> [EXERCISE PROMPT] Wherever the word "browsing" appears in a line, extract that line.

> [Records from a data collection]
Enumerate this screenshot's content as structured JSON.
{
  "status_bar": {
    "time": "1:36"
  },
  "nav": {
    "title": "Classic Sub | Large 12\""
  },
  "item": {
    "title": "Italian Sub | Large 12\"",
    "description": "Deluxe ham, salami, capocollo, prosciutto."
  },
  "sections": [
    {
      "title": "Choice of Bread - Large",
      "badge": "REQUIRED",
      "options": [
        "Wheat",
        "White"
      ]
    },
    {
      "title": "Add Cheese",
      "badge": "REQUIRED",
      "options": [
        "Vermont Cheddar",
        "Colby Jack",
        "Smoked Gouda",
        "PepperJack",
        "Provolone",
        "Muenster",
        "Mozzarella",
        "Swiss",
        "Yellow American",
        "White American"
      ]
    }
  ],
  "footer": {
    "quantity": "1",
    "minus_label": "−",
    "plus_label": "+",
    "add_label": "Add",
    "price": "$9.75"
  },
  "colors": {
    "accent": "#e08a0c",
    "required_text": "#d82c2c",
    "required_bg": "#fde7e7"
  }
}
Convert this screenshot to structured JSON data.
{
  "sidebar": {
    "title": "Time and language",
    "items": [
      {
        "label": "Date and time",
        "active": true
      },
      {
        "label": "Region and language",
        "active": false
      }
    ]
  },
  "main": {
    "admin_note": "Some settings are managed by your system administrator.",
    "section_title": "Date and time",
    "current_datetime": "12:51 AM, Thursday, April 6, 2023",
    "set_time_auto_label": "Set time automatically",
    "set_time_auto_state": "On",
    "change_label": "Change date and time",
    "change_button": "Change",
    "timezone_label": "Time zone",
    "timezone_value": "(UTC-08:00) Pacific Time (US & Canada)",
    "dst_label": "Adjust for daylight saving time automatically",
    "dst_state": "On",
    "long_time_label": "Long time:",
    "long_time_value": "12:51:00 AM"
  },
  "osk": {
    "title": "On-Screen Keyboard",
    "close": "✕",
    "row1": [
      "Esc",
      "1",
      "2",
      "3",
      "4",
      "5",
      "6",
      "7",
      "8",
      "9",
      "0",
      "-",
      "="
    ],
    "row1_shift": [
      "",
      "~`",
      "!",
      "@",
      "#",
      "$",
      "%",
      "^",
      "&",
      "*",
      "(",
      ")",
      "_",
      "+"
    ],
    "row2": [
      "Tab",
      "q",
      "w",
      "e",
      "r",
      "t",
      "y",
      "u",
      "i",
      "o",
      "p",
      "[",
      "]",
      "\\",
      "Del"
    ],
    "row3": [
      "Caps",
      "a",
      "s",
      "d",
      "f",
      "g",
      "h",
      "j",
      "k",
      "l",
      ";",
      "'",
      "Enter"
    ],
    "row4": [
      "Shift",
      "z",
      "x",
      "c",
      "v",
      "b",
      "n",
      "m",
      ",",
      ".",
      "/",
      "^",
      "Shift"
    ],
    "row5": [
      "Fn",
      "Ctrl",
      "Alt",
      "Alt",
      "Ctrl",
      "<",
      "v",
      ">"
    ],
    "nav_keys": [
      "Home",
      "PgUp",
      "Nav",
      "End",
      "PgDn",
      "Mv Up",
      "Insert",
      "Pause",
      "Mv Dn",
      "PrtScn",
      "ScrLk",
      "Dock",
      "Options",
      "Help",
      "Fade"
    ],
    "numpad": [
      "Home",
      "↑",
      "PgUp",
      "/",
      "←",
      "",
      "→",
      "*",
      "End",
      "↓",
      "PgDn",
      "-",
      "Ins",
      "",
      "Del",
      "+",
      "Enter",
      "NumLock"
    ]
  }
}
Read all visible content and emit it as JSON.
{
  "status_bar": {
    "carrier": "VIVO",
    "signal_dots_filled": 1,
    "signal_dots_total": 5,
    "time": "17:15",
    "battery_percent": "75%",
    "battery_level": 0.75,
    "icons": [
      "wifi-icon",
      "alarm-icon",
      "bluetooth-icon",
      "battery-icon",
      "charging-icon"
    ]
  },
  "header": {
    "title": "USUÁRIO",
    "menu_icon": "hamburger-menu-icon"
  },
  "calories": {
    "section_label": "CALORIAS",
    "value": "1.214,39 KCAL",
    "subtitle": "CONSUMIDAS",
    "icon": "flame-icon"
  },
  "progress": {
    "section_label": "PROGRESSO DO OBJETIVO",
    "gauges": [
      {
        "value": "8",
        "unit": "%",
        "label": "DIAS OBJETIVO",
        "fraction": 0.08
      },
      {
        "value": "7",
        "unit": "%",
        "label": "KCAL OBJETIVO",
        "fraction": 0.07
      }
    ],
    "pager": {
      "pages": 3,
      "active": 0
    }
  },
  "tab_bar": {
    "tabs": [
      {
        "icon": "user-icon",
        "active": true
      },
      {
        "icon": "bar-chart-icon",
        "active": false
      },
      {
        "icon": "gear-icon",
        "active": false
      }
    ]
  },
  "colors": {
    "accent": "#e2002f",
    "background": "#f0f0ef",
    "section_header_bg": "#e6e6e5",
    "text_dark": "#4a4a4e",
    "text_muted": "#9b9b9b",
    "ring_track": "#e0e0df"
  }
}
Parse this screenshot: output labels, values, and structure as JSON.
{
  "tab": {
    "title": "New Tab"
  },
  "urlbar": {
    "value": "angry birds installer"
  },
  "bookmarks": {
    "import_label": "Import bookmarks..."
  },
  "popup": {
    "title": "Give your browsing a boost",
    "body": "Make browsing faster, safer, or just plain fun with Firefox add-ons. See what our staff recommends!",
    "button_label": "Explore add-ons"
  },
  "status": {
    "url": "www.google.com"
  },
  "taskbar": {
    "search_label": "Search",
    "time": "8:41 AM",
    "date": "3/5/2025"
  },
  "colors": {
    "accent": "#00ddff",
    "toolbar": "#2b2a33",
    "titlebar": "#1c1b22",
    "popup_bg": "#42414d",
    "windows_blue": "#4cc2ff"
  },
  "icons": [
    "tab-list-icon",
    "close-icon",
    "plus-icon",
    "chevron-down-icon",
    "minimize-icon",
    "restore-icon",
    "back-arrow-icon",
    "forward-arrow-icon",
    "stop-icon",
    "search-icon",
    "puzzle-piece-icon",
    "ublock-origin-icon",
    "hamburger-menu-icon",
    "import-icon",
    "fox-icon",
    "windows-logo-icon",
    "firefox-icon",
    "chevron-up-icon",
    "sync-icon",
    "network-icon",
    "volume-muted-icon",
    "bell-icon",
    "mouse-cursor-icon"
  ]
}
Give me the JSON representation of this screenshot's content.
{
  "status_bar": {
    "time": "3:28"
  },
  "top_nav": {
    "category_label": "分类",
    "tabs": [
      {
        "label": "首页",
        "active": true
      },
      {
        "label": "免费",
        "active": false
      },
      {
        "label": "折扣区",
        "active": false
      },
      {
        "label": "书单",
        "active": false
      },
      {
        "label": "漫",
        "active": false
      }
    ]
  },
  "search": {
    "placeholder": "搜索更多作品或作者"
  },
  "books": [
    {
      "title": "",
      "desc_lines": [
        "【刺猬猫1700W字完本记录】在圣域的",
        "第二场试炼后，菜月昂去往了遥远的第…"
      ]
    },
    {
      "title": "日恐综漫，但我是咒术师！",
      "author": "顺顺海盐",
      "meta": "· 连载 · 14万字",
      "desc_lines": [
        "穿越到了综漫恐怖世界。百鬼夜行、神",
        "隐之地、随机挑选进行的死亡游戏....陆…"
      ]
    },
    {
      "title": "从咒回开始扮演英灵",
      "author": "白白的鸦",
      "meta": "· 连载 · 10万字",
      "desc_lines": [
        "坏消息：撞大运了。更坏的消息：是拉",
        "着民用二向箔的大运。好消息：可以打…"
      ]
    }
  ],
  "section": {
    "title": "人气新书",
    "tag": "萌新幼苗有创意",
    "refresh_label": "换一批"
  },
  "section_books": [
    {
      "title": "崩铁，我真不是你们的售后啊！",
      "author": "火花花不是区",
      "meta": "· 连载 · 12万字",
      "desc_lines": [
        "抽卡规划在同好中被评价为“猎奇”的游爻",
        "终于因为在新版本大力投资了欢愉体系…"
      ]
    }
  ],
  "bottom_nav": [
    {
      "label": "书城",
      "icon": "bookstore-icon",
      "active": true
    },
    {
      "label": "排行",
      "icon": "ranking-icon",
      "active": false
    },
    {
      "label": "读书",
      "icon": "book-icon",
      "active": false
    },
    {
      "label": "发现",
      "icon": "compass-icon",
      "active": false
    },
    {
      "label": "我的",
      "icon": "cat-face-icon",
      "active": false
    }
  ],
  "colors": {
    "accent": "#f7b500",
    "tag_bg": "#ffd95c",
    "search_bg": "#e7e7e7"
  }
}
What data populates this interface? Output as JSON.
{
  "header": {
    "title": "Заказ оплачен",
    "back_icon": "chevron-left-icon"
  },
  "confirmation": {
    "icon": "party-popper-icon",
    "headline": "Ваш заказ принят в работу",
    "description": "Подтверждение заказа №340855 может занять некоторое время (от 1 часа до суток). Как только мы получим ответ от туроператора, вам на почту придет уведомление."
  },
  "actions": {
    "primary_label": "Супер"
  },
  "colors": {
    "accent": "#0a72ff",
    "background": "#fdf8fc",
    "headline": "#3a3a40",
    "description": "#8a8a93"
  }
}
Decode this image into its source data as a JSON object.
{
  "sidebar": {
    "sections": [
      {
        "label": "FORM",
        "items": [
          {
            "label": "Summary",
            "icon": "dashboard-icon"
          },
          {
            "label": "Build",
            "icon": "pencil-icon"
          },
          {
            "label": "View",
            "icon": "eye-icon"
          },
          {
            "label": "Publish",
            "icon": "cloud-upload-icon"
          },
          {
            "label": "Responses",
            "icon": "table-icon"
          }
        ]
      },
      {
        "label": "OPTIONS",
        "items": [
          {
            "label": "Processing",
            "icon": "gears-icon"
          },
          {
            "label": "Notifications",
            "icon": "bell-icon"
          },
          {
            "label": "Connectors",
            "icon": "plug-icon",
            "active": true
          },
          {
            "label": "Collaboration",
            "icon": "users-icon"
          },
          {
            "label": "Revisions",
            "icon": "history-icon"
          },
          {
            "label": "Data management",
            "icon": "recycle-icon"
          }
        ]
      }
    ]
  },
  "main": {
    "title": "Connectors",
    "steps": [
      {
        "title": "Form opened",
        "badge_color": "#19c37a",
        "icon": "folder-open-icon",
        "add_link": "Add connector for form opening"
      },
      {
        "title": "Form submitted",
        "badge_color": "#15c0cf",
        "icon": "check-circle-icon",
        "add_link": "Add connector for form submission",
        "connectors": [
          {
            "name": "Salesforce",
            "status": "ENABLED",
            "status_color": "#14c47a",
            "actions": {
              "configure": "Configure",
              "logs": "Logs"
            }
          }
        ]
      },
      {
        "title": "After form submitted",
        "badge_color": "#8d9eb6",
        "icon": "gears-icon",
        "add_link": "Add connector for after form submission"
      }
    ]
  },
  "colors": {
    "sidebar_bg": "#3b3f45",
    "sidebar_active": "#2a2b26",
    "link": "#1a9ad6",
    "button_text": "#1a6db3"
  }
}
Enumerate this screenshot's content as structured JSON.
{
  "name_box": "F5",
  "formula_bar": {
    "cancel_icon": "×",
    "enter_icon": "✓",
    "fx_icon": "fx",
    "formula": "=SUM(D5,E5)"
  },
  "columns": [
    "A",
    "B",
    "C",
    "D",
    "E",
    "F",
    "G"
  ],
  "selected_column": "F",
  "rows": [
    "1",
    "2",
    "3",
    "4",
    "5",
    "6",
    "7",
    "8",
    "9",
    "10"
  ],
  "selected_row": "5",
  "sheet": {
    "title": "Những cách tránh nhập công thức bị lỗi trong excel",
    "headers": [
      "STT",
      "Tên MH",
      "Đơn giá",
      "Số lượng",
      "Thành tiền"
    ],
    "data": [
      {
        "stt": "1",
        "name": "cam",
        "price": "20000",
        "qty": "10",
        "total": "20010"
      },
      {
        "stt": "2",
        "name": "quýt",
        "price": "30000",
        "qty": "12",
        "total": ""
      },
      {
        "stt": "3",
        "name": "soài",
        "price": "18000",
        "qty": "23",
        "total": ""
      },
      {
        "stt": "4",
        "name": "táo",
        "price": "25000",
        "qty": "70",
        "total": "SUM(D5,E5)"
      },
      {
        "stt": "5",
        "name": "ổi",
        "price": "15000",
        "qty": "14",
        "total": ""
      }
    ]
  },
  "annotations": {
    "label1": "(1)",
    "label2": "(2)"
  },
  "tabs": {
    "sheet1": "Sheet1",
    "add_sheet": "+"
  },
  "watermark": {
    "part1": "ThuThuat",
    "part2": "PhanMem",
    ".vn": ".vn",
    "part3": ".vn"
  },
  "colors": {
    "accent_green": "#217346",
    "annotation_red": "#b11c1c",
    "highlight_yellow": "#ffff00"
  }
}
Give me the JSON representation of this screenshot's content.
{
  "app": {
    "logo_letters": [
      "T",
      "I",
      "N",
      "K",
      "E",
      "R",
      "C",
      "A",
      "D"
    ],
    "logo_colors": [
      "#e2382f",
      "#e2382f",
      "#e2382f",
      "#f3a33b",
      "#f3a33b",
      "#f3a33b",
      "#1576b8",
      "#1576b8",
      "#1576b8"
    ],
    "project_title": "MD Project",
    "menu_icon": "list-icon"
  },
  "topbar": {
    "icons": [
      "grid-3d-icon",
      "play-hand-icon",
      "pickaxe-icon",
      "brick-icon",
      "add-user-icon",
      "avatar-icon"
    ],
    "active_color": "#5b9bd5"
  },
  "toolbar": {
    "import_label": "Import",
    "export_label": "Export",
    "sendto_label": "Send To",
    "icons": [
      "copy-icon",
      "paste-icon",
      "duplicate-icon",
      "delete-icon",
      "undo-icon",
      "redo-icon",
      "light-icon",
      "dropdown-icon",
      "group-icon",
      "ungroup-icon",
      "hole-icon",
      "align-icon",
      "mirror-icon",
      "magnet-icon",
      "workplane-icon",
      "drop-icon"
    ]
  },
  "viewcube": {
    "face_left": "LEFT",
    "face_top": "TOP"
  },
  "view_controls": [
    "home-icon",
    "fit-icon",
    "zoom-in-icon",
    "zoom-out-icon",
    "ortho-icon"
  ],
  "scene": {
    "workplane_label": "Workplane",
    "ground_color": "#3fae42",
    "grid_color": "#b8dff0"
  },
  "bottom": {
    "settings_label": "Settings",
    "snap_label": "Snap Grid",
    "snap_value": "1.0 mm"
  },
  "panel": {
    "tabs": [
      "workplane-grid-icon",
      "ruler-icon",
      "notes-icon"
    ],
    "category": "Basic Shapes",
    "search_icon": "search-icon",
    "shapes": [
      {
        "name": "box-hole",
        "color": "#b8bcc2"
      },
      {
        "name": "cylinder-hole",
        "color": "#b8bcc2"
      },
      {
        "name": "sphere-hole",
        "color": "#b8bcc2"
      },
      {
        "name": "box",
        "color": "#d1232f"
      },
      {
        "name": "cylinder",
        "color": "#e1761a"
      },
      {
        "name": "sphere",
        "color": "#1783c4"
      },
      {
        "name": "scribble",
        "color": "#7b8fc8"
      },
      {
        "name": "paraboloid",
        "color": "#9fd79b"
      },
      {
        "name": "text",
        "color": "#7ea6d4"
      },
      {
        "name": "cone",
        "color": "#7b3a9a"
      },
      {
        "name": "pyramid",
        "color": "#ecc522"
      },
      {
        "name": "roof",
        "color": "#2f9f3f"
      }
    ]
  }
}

> [WRITTEN ANSWER]
    "title": "Give your browsing a boost",
    "body": "Make browsing faster, safer, or just plain fun with Firefox add-ons. See what our staff recommends!",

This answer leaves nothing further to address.